───── SUPPLIED INFORMATION

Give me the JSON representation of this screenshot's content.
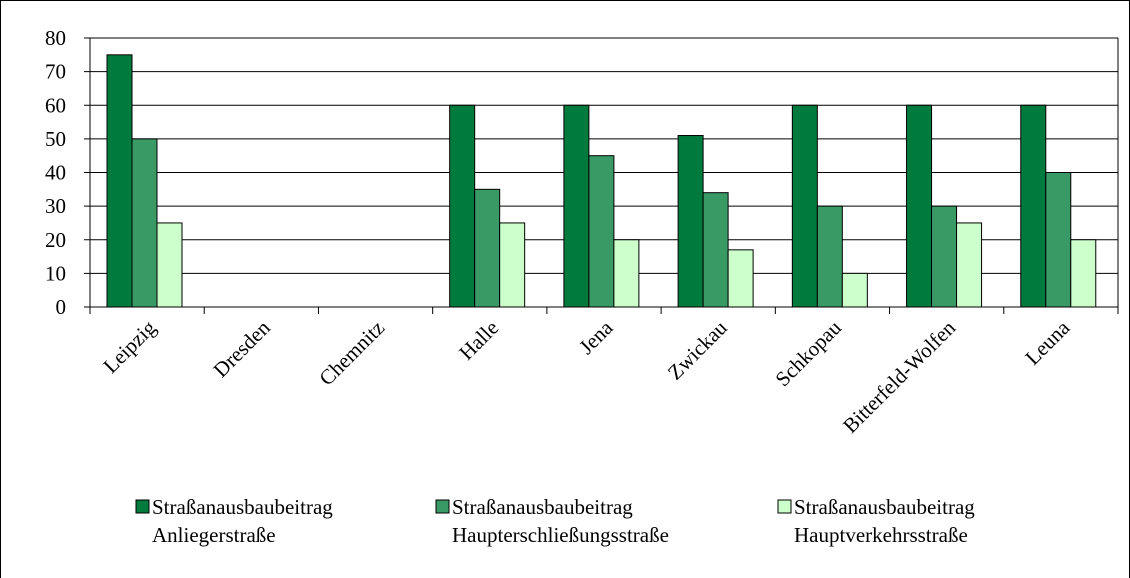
{
  "chart_data": {
    "type": "bar",
    "categories": [
      "Leipzig",
      "Dresden",
      "Chemnitz",
      "Halle",
      "Jena",
      "Zwickau",
      "Schkopau",
      "Bitterfeld-Wolfen",
      "Leuna"
    ],
    "series": [
      {
        "name": "Straßanausbaubeitrag Anliegerstraße",
        "name_lines": [
          "Straßanausbaubeitrag",
          "Anliegerstraße"
        ],
        "color": "#007a3d",
        "values": [
          75,
          null,
          null,
          60,
          60,
          51,
          60,
          60,
          60
        ]
      },
      {
        "name": "Straßanausbaubeitrag Haupterschließungsstraße",
        "name_lines": [
          "Straßanausbaubeitrag",
          "Haupterschließungsstraße"
        ],
        "color": "#3a9a66",
        "values": [
          50,
          null,
          null,
          35,
          45,
          34,
          30,
          30,
          40
        ]
      },
      {
        "name": "Straßanausbaubeitrag Hauptverkehrsstraße",
        "name_lines": [
          "Straßanausbaubeitrag",
          "Hauptverkehrsstraße"
        ],
        "color": "#ccffcc",
        "values": [
          25,
          null,
          null,
          25,
          20,
          17,
          10,
          25,
          20
        ]
      }
    ],
    "ylim": [
      0,
      80
    ],
    "yticks": [
      0,
      10,
      20,
      30,
      40,
      50,
      60,
      70,
      80
    ],
    "grid": true,
    "legend_position": "bottom"
  }
}
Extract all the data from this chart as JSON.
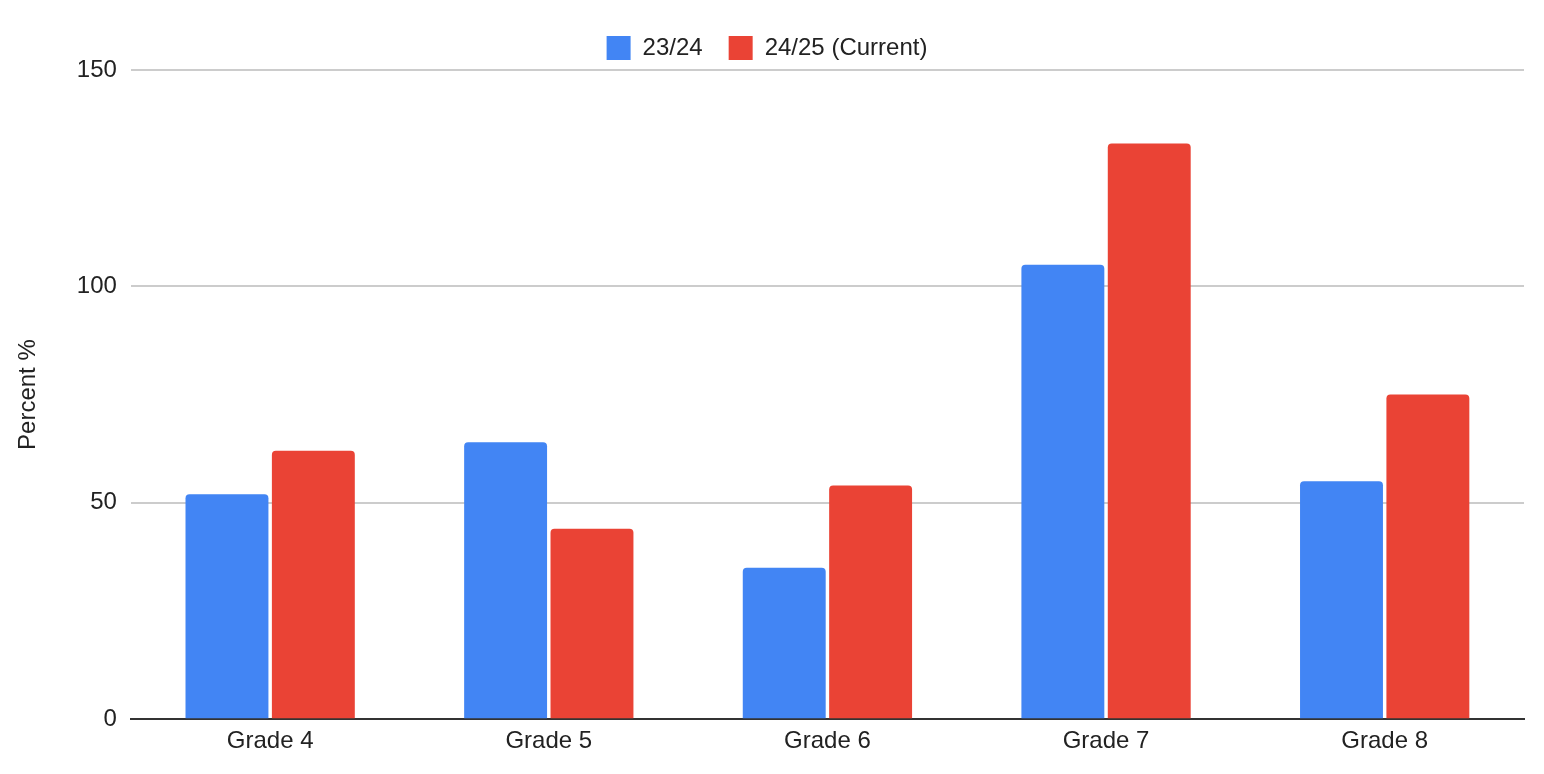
{
  "chart_data": {
    "type": "bar",
    "ylabel": "Percent %",
    "categories": [
      "Grade 4",
      "Grade 5",
      "Grade 6",
      "Grade 7",
      "Grade 8"
    ],
    "series": [
      {
        "name": "23/24",
        "color": "#4285f4",
        "values": [
          52,
          64,
          35,
          105,
          55
        ]
      },
      {
        "name": "24/25 (Current)",
        "color": "#ea4335",
        "values": [
          62,
          44,
          54,
          133,
          75
        ]
      }
    ],
    "ylim": [
      0,
      150
    ],
    "yticks": [
      0,
      50,
      100,
      150
    ],
    "grid": "y",
    "legend": "top"
  }
}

──────────

### CHALLENGE
In the entries above, identify every line with the string "Grade".

### FULL SOLUTION
      "Grade 4",
      "Grade 5",
      "Grade 6",
      "Grade 7",
      "Grade 8"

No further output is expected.